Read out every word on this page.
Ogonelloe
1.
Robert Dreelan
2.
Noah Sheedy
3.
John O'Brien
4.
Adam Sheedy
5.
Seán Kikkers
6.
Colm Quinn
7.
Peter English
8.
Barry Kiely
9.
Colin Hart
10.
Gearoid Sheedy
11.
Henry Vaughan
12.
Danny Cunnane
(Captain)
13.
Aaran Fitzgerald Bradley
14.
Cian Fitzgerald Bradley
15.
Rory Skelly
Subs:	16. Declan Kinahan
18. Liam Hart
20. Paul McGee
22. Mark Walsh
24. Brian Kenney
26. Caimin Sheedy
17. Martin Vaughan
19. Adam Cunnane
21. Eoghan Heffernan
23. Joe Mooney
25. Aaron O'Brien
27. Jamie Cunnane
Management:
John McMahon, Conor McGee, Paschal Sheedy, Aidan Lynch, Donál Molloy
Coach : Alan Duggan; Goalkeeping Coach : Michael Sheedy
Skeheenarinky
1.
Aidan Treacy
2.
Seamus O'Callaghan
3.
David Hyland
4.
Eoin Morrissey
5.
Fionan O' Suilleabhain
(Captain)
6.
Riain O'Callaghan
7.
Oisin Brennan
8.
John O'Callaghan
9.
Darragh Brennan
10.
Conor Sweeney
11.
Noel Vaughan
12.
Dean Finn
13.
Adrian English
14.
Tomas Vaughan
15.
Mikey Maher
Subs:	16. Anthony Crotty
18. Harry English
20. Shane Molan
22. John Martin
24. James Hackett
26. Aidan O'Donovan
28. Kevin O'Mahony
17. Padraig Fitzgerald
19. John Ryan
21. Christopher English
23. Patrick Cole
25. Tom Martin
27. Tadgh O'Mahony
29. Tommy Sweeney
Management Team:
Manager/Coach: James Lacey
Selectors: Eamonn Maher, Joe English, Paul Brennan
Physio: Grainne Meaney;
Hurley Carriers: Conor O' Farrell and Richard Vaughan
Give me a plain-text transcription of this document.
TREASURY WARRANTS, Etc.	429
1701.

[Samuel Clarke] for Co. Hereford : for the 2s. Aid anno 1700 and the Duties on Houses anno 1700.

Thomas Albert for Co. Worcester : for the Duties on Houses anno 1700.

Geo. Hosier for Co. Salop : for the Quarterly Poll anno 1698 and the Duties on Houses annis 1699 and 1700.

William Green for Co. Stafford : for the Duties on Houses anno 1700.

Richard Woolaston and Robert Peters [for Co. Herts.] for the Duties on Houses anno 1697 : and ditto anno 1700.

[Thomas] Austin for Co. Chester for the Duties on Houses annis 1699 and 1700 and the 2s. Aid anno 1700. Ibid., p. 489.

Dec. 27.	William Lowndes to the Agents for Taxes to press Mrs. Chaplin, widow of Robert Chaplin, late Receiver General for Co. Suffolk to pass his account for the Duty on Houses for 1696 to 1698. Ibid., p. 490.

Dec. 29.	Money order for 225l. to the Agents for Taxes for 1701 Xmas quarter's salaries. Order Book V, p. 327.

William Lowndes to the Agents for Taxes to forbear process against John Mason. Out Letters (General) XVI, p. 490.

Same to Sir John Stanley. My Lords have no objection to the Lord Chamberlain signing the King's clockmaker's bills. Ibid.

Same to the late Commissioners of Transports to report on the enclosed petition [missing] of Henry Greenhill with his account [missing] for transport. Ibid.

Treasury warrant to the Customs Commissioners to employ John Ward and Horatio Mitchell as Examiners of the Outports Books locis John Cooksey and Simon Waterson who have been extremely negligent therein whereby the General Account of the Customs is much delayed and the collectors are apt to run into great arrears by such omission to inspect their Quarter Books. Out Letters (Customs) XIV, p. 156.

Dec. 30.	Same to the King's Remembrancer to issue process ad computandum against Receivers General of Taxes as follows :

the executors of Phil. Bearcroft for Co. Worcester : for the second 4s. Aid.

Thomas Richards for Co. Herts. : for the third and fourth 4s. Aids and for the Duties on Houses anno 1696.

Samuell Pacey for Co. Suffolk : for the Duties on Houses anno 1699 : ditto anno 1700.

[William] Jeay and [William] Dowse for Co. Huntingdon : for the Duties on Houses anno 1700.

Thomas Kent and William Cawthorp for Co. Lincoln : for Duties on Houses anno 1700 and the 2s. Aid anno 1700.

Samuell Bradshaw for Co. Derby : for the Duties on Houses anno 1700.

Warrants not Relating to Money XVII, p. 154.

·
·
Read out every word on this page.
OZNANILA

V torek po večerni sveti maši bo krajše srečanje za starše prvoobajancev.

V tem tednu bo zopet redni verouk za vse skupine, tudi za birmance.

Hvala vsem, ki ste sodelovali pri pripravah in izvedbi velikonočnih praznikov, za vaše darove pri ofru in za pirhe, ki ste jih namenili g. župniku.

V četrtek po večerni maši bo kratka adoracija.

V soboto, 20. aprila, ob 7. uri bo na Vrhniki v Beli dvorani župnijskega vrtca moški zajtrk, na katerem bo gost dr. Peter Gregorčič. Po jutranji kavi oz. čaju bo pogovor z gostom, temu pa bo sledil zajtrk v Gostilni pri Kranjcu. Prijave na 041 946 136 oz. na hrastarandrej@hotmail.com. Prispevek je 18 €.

* Task brief *
Every entry must be retyped in full, exactly as given.

* Response *
Read out every word on this page.
Ogonelloe
1.
Robert Dreelan
2.
Noah Sheedy
3.
John O'Brien
4.
Adam Sheedy
5.
Seán Kikkers
6.
Colm Quinn
7.
Peter English
8.
Barry Kiely
9.
Colin Hart
10.
Gearoid Sheedy
11.
Henry Vaughan
12.
Danny Cunnane
(Captain)
13.
Aaran Fitzgerald Bradley
14.
Cian Fitzgerald Bradley
15.
Rory Skelly
Subs:	16. Declan Kinahan
18. Liam Hart
20. Paul McGee
22. Mark Walsh
24. Brian Kenney
26. Caimin Sheedy
17. Martin Vaughan
19. Adam Cunnane
21. Eoghan Heffernan
23. Joe Mooney
25. Aaron O'Brien
27. Jamie Cunnane
Management:
John McMahon, Conor McGee, Paschal Sheedy, Aidan Lynch, Donál Molloy
Coach : Alan Duggan; Goalkeeping Coach : Michael Sheedy
Skeheenarinky
1.
Aidan Treacy
2.
Seamus O'Callaghan
3.
David Hyland
4.
Eoin Morrissey
5.
Fionan O' Suilleabhain
(Captain)
6.
Riain O'Callaghan
7.
Oisin Brennan
8.
John O'Callaghan
9.
Darragh Brennan
10.
Conor Sweeney
11.
Noel Vaughan
12.
Dean Finn
13.
Adrian English
14.
Tomas Vaughan
15.
Mikey Maher
Subs:	16. Anthony Crotty
18. Harry English
20. Shane Molan
22. John Martin
24. James Hackett
26. Aidan O'Donovan
28. Kevin O'Mahony
17. Padraig Fitzgerald
19. John Ryan
21. Christopher English
23. Patrick Cole
25. Tom Martin
27. Tadgh O'Mahony
29. Tommy Sweeney
Management Team:
Manager/Coach: James Lacey
Selectors: Eamonn Maher, Joe English, Paul Brennan
Physio: Grainne Meaney;
Hurley Carriers: Conor O' Farrell and Richard Vaughan
Give me a plain-text transcription of this document.
TREASURY WARRANTS, Etc.	429
1701.

[Samuel Clarke] for Co. Hereford : for the 2s. Aid anno 1700 and the Duties on Houses anno 1700.

Thomas Albert for Co. Worcester : for the Duties on Houses anno 1700.

Geo. Hosier for Co. Salop : for the Quarterly Poll anno 1698 and the Duties on Houses annis 1699 and 1700.

William Green for Co. Stafford : for the Duties on Houses anno 1700.

Richard Woolaston and Robert Peters [for Co. Herts.] for the Duties on Houses anno 1697 : and ditto anno 1700.

[Thomas] Austin for Co. Chester for the Duties on Houses annis 1699 and 1700 and the 2s. Aid anno 1700. Ibid., p. 489.

Dec. 27.	William Lowndes to the Agents for Taxes to press Mrs. Chaplin, widow of Robert Chaplin, late Receiver General for Co. Suffolk to pass his account for the Duty on Houses for 1696 to 1698. Ibid., p. 490.

Dec. 29.	Money order for 225l. to the Agents for Taxes for 1701 Xmas quarter's salaries. Order Book V, p. 327.

William Lowndes to the Agents for Taxes to forbear process against John Mason. Out Letters (General) XVI, p. 490.

Same to Sir John Stanley. My Lords have no objection to the Lord Chamberlain signing the King's clockmaker's bills. Ibid.

Same to the late Commissioners of Transports to report on the enclosed petition [missing] of Henry Greenhill with his account [missing] for transport. Ibid.

Treasury warrant to the Customs Commissioners to employ John Ward and Horatio Mitchell as Examiners of the Outports Books locis John Cooksey and Simon Waterson who have been extremely negligent therein whereby the General Account of the Customs is much delayed and the collectors are apt to run into great arrears by such omission to inspect their Quarter Books. Out Letters (Customs) XIV, p. 156.

Dec. 30.	Same to the King's Remembrancer to issue process ad computandum against Receivers General of Taxes as follows :

the executors of Phil. Bearcroft for Co. Worcester : for the second 4s. Aid.

Thomas Richards for Co. Herts. : for the third and fourth 4s. Aids and for the Duties on Houses anno 1696.

Samuell Pacey for Co. Suffolk : for the Duties on Houses anno 1699 : ditto anno 1700.

[William] Jeay and [William] Dowse for Co. Huntingdon : for the Duties on Houses anno 1700.

Thomas Kent and William Cawthorp for Co. Lincoln : for Duties on Houses anno 1700 and the 2s. Aid anno 1700.

Samuell Bradshaw for Co. Derby : for the Duties on Houses anno 1700.

Warrants not Relating to Money XVII, p. 154.

·
·
Read out every word on this page.
OZNANILA

V torek po večerni sveti maši bo krajše srečanje za starše prvoobajancev.

V tem tednu bo zopet redni verouk za vse skupine, tudi za birmance.

Hvala vsem, ki ste sodelovali pri pripravah in izvedbi velikonočnih praznikov, za vaše darove pri ofru in za pirhe, ki ste jih namenili g. župniku.

V četrtek po večerni maši bo kratka adoracija.

V soboto, 20. aprila, ob 7. uri bo na Vrhniki v Beli dvorani župnijskega vrtca moški zajtrk, na katerem bo gost dr. Peter Gregorčič. Po jutranji kavi oz. čaju bo pogovor z gostom, temu pa bo sledil zajtrk v Gostilni pri Kranjcu. Prijave na 041 946 136 oz. na hrastarandrej@hotmail.com. Prispevek je 18 €.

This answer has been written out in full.